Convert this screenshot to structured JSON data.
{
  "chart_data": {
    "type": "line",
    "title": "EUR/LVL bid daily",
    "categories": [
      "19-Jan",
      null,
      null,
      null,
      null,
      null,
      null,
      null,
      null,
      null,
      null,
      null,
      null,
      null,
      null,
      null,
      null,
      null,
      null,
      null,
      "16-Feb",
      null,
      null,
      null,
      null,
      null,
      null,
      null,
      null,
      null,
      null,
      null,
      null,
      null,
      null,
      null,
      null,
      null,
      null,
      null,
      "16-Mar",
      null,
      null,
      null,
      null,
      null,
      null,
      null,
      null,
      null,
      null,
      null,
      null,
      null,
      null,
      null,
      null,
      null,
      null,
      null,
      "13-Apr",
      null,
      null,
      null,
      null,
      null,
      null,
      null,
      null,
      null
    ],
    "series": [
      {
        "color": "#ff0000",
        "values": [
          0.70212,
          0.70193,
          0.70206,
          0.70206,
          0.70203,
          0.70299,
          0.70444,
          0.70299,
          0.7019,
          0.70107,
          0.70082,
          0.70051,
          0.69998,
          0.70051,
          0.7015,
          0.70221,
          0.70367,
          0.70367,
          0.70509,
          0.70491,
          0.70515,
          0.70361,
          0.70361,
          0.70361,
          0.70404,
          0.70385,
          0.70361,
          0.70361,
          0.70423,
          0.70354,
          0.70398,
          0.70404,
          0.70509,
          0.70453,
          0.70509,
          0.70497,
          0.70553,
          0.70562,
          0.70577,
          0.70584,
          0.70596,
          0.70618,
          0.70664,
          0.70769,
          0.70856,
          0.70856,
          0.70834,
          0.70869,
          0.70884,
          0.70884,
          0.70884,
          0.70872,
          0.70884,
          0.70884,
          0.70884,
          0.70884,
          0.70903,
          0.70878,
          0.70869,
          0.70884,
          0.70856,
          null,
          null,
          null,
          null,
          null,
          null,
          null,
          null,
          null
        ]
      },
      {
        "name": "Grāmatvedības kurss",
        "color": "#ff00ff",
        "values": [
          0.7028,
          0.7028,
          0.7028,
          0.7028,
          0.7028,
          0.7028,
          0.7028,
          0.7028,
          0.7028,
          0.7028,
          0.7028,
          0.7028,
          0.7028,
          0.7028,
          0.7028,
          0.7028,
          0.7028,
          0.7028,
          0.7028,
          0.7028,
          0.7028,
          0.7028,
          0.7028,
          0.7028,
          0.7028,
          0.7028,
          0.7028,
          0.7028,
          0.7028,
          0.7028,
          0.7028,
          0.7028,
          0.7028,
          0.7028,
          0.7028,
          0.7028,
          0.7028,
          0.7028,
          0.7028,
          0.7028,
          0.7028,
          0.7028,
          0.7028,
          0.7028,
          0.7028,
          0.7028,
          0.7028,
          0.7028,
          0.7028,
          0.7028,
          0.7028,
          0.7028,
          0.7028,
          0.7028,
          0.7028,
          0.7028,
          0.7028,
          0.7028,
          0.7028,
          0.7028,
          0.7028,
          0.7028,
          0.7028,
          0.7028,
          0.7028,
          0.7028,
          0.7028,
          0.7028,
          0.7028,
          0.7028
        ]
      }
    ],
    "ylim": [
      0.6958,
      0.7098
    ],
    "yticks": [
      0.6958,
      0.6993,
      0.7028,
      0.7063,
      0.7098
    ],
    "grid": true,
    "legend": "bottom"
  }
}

★ ★ ★ ★

• STATED PROBLEM: Retype all of the material above with every character intact.

• WRITTEN RESPONSE:
Convert this screenshot to structured JSON data.
{
  "chart_data": {
    "type": "line",
    "title": "EUR/LVL bid daily",
    "categories": [
      "19-Jan",
      null,
      null,
      null,
      null,
      null,
      null,
      null,
      null,
      null,
      null,
      null,
      null,
      null,
      null,
      null,
      null,
      null,
      null,
      null,
      "16-Feb",
      null,
      null,
      null,
      null,
      null,
      null,
      null,
      null,
      null,
      null,
      null,
      null,
      null,
      null,
      null,
      null,
      null,
      null,
      null,
      "16-Mar",
      null,
      null,
      null,
      null,
      null,
      null,
      null,
      null,
      null,
      null,
      null,
      null,
      null,
      null,
      null,
      null,
      null,
      null,
      null,
      "13-Apr",
      null,
      null,
      null,
      null,
      null,
      null,
      null,
      null,
      null
    ],
    "series": [
      {
        "color": "#ff0000",
        "values": [
          0.70212,
          0.70193,
          0.70206,
          0.70206,
          0.70203,
          0.70299,
          0.70444,
          0.70299,
          0.7019,
          0.70107,
          0.70082,
          0.70051,
          0.69998,
          0.70051,
          0.7015,
          0.70221,
          0.70367,
          0.70367,
          0.70509,
          0.70491,
          0.70515,
          0.70361,
          0.70361,
          0.70361,
          0.70404,
          0.70385,
          0.70361,
          0.70361,
          0.70423,
          0.70354,
          0.70398,
          0.70404,
          0.70509,
          0.70453,
          0.70509,
          0.70497,
          0.70553,
          0.70562,
          0.70577,
          0.70584,
          0.70596,
          0.70618,
          0.70664,
          0.70769,
          0.70856,
          0.70856,
          0.70834,
          0.70869,
          0.70884,
          0.70884,
          0.70884,
          0.70872,
          0.70884,
          0.70884,
          0.70884,
          0.70884,
          0.70903,
          0.70878,
          0.70869,
          0.70884,
          0.70856,
          null,
          null,
          null,
          null,
          null,
          null,
          null,
          null,
          null
        ]
      },
      {
        "name": "Grāmatvedības kurss",
        "color": "#ff00ff",
        "values": [
          0.7028,
          0.7028,
          0.7028,
          0.7028,
          0.7028,
          0.7028,
          0.7028,
          0.7028,
          0.7028,
          0.7028,
          0.7028,
          0.7028,
          0.7028,
          0.7028,
          0.7028,
          0.7028,
          0.7028,
          0.7028,
          0.7028,
          0.7028,
          0.7028,
          0.7028,
          0.7028,
          0.7028,
          0.7028,
          0.7028,
          0.7028,
          0.7028,
          0.7028,
          0.7028,
          0.7028,
          0.7028,
          0.7028,
          0.7028,
          0.7028,
          0.7028,
          0.7028,
          0.7028,
          0.7028,
          0.7028,
          0.7028,
          0.7028,
          0.7028,
          0.7028,
          0.7028,
          0.7028,
          0.7028,
          0.7028,
          0.7028,
          0.7028,
          0.7028,
          0.7028,
          0.7028,
          0.7028,
          0.7028,
          0.7028,
          0.7028,
          0.7028,
          0.7028,
          0.7028,
          0.7028,
          0.7028,
          0.7028,
          0.7028,
          0.7028,
          0.7028,
          0.7028,
          0.7028,
          0.7028,
          0.7028
        ]
      }
    ],
    "ylim": [
      0.6958,
      0.7098
    ],
    "yticks": [
      0.6958,
      0.6993,
      0.7028,
      0.7063,
      0.7098
    ],
    "grid": true,
    "legend": "bottom"
  }
}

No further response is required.